- Data in this exercise

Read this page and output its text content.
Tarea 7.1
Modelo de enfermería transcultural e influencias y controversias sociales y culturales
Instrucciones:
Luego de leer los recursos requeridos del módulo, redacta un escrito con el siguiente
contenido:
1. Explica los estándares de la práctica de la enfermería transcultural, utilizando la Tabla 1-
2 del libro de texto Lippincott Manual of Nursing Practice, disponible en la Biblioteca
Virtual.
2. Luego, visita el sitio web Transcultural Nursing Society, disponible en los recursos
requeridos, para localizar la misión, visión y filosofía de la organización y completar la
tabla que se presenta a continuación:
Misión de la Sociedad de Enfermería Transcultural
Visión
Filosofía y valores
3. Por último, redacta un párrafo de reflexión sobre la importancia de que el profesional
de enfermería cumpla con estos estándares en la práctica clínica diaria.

- Aim
Filter the records down to the lines that contain the string "requeridos", and copy those lines.

- Written answer
Luego de leer los recursos requeridos del módulo, redacta un escrito con el siguiente
requeridos, para localizar la misión, visión y filosofía de la organización y completar la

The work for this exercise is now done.